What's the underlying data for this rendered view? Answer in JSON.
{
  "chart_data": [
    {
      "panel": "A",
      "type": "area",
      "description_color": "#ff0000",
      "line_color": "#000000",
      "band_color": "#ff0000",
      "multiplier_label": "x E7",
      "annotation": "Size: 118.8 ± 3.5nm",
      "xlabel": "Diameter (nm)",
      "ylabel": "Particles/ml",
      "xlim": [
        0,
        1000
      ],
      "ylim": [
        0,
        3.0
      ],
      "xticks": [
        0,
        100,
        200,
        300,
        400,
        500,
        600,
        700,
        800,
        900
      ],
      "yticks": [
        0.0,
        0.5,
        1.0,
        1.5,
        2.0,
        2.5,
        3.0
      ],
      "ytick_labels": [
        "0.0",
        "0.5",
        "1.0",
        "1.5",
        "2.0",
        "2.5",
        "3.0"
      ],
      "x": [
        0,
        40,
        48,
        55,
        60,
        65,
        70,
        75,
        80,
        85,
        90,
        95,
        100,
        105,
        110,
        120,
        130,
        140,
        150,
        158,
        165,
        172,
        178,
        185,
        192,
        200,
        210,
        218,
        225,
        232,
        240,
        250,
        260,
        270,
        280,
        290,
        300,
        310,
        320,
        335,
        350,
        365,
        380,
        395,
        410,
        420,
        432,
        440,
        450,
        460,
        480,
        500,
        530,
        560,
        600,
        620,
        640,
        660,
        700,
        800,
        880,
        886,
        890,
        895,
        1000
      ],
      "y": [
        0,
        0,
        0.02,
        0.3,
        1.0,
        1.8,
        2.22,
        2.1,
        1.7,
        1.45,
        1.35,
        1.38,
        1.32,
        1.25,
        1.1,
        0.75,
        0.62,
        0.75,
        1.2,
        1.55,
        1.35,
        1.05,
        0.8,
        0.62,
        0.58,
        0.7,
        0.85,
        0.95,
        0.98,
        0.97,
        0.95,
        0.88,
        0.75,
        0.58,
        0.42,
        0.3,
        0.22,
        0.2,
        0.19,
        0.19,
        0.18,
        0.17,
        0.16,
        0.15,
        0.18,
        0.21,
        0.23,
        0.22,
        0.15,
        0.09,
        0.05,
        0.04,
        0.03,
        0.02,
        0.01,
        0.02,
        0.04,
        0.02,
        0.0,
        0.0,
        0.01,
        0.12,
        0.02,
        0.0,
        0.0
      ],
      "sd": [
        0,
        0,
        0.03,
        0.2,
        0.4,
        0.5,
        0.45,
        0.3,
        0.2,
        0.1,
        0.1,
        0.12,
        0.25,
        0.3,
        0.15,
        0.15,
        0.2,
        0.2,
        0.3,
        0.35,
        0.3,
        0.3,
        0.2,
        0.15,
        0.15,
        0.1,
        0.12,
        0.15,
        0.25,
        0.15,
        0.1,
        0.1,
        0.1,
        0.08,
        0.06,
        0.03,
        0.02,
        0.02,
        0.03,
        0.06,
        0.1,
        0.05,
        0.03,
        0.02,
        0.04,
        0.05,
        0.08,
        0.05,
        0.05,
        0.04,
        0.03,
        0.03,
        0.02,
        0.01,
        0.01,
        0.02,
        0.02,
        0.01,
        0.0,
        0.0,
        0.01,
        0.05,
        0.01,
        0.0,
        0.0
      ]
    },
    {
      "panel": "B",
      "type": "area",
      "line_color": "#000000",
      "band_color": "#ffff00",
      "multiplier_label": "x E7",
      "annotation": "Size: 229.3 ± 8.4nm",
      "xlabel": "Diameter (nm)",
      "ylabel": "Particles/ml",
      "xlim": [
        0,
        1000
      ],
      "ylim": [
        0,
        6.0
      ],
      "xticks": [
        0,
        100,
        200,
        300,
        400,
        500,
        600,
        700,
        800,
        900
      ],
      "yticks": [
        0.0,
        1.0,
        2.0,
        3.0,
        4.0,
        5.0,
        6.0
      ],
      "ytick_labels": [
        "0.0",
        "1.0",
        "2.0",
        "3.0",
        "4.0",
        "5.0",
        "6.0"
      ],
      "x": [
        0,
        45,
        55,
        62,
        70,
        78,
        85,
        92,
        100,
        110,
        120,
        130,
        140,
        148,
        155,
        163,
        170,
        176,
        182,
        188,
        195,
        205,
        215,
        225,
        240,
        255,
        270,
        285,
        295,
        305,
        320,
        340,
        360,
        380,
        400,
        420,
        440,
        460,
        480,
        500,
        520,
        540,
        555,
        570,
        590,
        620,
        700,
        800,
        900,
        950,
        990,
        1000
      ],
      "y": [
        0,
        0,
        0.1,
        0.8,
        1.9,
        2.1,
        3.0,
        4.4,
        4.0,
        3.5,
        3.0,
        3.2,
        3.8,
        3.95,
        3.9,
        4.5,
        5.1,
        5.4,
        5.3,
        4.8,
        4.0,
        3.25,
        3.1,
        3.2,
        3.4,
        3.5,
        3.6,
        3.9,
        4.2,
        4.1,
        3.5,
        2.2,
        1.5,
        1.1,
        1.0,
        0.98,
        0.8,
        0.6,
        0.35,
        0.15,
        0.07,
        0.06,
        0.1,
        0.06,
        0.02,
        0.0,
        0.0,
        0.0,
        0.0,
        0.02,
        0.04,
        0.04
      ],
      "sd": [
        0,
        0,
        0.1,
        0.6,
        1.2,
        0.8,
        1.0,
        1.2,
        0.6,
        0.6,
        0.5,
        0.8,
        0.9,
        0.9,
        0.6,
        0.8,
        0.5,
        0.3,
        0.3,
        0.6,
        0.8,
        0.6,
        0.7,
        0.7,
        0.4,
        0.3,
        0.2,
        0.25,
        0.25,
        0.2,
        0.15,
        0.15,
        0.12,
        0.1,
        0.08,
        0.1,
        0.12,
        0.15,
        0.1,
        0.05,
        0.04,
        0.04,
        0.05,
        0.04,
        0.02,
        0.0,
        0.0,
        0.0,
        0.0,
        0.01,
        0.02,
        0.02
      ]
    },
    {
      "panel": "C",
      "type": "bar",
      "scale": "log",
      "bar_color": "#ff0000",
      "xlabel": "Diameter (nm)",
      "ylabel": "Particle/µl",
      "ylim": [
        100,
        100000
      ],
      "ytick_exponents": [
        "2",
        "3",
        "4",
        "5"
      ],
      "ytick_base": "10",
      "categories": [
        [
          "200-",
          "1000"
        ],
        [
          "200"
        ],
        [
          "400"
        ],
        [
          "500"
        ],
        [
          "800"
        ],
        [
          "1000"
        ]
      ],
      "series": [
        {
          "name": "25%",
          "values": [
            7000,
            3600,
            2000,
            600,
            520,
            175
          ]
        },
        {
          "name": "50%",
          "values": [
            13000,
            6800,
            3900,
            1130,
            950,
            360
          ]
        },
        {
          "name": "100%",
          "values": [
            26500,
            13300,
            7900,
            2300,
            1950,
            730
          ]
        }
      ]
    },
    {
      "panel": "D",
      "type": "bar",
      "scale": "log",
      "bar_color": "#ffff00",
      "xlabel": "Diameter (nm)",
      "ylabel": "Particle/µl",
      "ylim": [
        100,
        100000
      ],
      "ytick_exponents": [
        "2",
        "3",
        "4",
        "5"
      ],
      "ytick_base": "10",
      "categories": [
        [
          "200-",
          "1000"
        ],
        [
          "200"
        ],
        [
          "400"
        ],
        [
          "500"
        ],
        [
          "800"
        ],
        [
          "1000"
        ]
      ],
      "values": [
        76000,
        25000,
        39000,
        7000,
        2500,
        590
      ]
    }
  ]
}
● ● ● ● ● ● ●
Goal :: Extract the complete listing above, reproducing each line exactly.

The result ::
What's the underlying data for this rendered view? Answer in JSON.
{
  "chart_data": [
    {
      "panel": "A",
      "type": "area",
      "description_color": "#ff0000",
      "line_color": "#000000",
      "band_color": "#ff0000",
      "multiplier_label": "x E7",
      "annotation": "Size: 118.8 ± 3.5nm",
      "xlabel": "Diameter (nm)",
      "ylabel": "Particles/ml",
      "xlim": [
        0,
        1000
      ],
      "ylim": [
        0,
        3.0
      ],
      "xticks": [
        0,
        100,
        200,
        300,
        400,
        500,
        600,
        700,
        800,
        900
      ],
      "yticks": [
        0.0,
        0.5,
        1.0,
        1.5,
        2.0,
        2.5,
        3.0
      ],
      "ytick_labels": [
        "0.0",
        "0.5",
        "1.0",
        "1.5",
        "2.0",
        "2.5",
        "3.0"
      ],
      "x": [
        0,
        40,
        48,
        55,
        60,
        65,
        70,
        75,
        80,
        85,
        90,
        95,
        100,
        105,
        110,
        120,
        130,
        140,
        150,
        158,
        165,
        172,
        178,
        185,
        192,
        200,
        210,
        218,
        225,
        232,
        240,
        250,
        260,
        270,
        280,
        290,
        300,
        310,
        320,
        335,
        350,
        365,
        380,
        395,
        410,
        420,
        432,
        440,
        450,
        460,
        480,
        500,
        530,
        560,
        600,
        620,
        640,
        660,
        700,
        800,
        880,
        886,
        890,
        895,
        1000
      ],
      "y": [
        0,
        0,
        0.02,
        0.3,
        1.0,
        1.8,
        2.22,
        2.1,
        1.7,
        1.45,
        1.35,
        1.38,
        1.32,
        1.25,
        1.1,
        0.75,
        0.62,
        0.75,
        1.2,
        1.55,
        1.35,
        1.05,
        0.8,
        0.62,
        0.58,
        0.7,
        0.85,
        0.95,
        0.98,
        0.97,
        0.95,
        0.88,
        0.75,
        0.58,
        0.42,
        0.3,
        0.22,
        0.2,
        0.19,
        0.19,
        0.18,
        0.17,
        0.16,
        0.15,
        0.18,
        0.21,
        0.23,
        0.22,
        0.15,
        0.09,
        0.05,
        0.04,
        0.03,
        0.02,
        0.01,
        0.02,
        0.04,
        0.02,
        0.0,
        0.0,
        0.01,
        0.12,
        0.02,
        0.0,
        0.0
      ],
      "sd": [
        0,
        0,
        0.03,
        0.2,
        0.4,
        0.5,
        0.45,
        0.3,
        0.2,
        0.1,
        0.1,
        0.12,
        0.25,
        0.3,
        0.15,
        0.15,
        0.2,
        0.2,
        0.3,
        0.35,
        0.3,
        0.3,
        0.2,
        0.15,
        0.15,
        0.1,
        0.12,
        0.15,
        0.25,
        0.15,
        0.1,
        0.1,
        0.1,
        0.08,
        0.06,
        0.03,
        0.02,
        0.02,
        0.03,
        0.06,
        0.1,
        0.05,
        0.03,
        0.02,
        0.04,
        0.05,
        0.08,
        0.05,
        0.05,
        0.04,
        0.03,
        0.03,
        0.02,
        0.01,
        0.01,
        0.02,
        0.02,
        0.01,
        0.0,
        0.0,
        0.01,
        0.05,
        0.01,
        0.0,
        0.0
      ]
    },
    {
      "panel": "B",
      "type": "area",
      "line_color": "#000000",
      "band_color": "#ffff00",
      "multiplier_label": "x E7",
      "annotation": "Size: 229.3 ± 8.4nm",
      "xlabel": "Diameter (nm)",
      "ylabel": "Particles/ml",
      "xlim": [
        0,
        1000
      ],
      "ylim": [
        0,
        6.0
      ],
      "xticks": [
        0,
        100,
        200,
        300,
        400,
        500,
        600,
        700,
        800,
        900
      ],
      "yticks": [
        0.0,
        1.0,
        2.0,
        3.0,
        4.0,
        5.0,
        6.0
      ],
      "ytick_labels": [
        "0.0",
        "1.0",
        "2.0",
        "3.0",
        "4.0",
        "5.0",
        "6.0"
      ],
      "x": [
        0,
        45,
        55,
        62,
        70,
        78,
        85,
        92,
        100,
        110,
        120,
        130,
        140,
        148,
        155,
        163,
        170,
        176,
        182,
        188,
        195,
        205,
        215,
        225,
        240,
        255,
        270,
        285,
        295,
        305,
        320,
        340,
        360,
        380,
        400,
        420,
        440,
        460,
        480,
        500,
        520,
        540,
        555,
        570,
        590,
        620,
        700,
        800,
        900,
        950,
        990,
        1000
      ],
      "y": [
        0,
        0,
        0.1,
        0.8,
        1.9,
        2.1,
        3.0,
        4.4,
        4.0,
        3.5,
        3.0,
        3.2,
        3.8,
        3.95,
        3.9,
        4.5,
        5.1,
        5.4,
        5.3,
        4.8,
        4.0,
        3.25,
        3.1,
        3.2,
        3.4,
        3.5,
        3.6,
        3.9,
        4.2,
        4.1,
        3.5,
        2.2,
        1.5,
        1.1,
        1.0,
        0.98,
        0.8,
        0.6,
        0.35,
        0.15,
        0.07,
        0.06,
        0.1,
        0.06,
        0.02,
        0.0,
        0.0,
        0.0,
        0.0,
        0.02,
        0.04,
        0.04
      ],
      "sd": [
        0,
        0,
        0.1,
        0.6,
        1.2,
        0.8,
        1.0,
        1.2,
        0.6,
        0.6,
        0.5,
        0.8,
        0.9,
        0.9,
        0.6,
        0.8,
        0.5,
        0.3,
        0.3,
        0.6,
        0.8,
        0.6,
        0.7,
        0.7,
        0.4,
        0.3,
        0.2,
        0.25,
        0.25,
        0.2,
        0.15,
        0.15,
        0.12,
        0.1,
        0.08,
        0.1,
        0.12,
        0.15,
        0.1,
        0.05,
        0.04,
        0.04,
        0.05,
        0.04,
        0.02,
        0.0,
        0.0,
        0.0,
        0.0,
        0.01,
        0.02,
        0.02
      ]
    },
    {
      "panel": "C",
      "type": "bar",
      "scale": "log",
      "bar_color": "#ff0000",
      "xlabel": "Diameter (nm)",
      "ylabel": "Particle/µl",
      "ylim": [
        100,
        100000
      ],
      "ytick_exponents": [
        "2",
        "3",
        "4",
        "5"
      ],
      "ytick_base": "10",
      "categories": [
        [
          "200-",
          "1000"
        ],
        [
          "200"
        ],
        [
          "400"
        ],
        [
          "500"
        ],
        [
          "800"
        ],
        [
          "1000"
        ]
      ],
      "series": [
        {
          "name": "25%",
          "values": [
            7000,
            3600,
            2000,
            600,
            520,
            175
          ]
        },
        {
          "name": "50%",
          "values": [
            13000,
            6800,
            3900,
            1130,
            950,
            360
          ]
        },
        {
          "name": "100%",
          "values": [
            26500,
            13300,
            7900,
            2300,
            1950,
            730
          ]
        }
      ]
    },
    {
      "panel": "D",
      "type": "bar",
      "scale": "log",
      "bar_color": "#ffff00",
      "xlabel": "Diameter (nm)",
      "ylabel": "Particle/µl",
      "ylim": [
        100,
        100000
      ],
      "ytick_exponents": [
        "2",
        "3",
        "4",
        "5"
      ],
      "ytick_base": "10",
      "categories": [
        [
          "200-",
          "1000"
        ],
        [
          "200"
        ],
        [
          "400"
        ],
        [
          "500"
        ],
        [
          "800"
        ],
        [
          "1000"
        ]
      ],
      "values": [
        76000,
        25000,
        39000,
        7000,
        2500,
        590
      ]
    }
  ]
}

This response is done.